DIRECTIVE — Make an exact copy of the lines below.
────────────────
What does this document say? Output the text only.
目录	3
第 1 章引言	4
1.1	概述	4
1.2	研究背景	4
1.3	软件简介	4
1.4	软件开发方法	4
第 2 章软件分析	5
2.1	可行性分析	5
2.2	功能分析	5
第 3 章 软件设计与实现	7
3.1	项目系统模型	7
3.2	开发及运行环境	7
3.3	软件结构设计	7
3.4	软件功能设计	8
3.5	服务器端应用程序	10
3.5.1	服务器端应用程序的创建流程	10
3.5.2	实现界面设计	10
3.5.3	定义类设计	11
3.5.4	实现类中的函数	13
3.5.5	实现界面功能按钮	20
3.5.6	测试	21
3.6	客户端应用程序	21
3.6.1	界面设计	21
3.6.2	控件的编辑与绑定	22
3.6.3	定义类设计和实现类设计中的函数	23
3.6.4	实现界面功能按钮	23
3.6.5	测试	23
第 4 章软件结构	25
────────────────
RESULT OF THE EXERCISE —
What does this document say? Output the text only.
目录	3
第 1 章引言	4
1.1	概述	4
1.2	研究背景	4
1.3	软件简介	4
1.4	软件开发方法	4
第 2 章软件分析	5
2.1	可行性分析	5
2.2	功能分析	5
第 3 章 软件设计与实现	7
3.1	项目系统模型	7
3.2	开发及运行环境	7
3.3	软件结构设计	7
3.4	软件功能设计	8
3.5	服务器端应用程序	10
3.5.1	服务器端应用程序的创建流程	10
3.5.2	实现界面设计	10
3.5.3	定义类设计	11
3.5.4	实现类中的函数	13
3.5.5	实现界面功能按钮	20
3.5.6	测试	21
3.6	客户端应用程序	21
3.6.1	界面设计	21
3.6.2	控件的编辑与绑定	22
3.6.3	定义类设计和实现类设计中的函数	23
3.6.4	实现界面功能按钮	23
3.6.5	测试	23
第 4 章软件结构	25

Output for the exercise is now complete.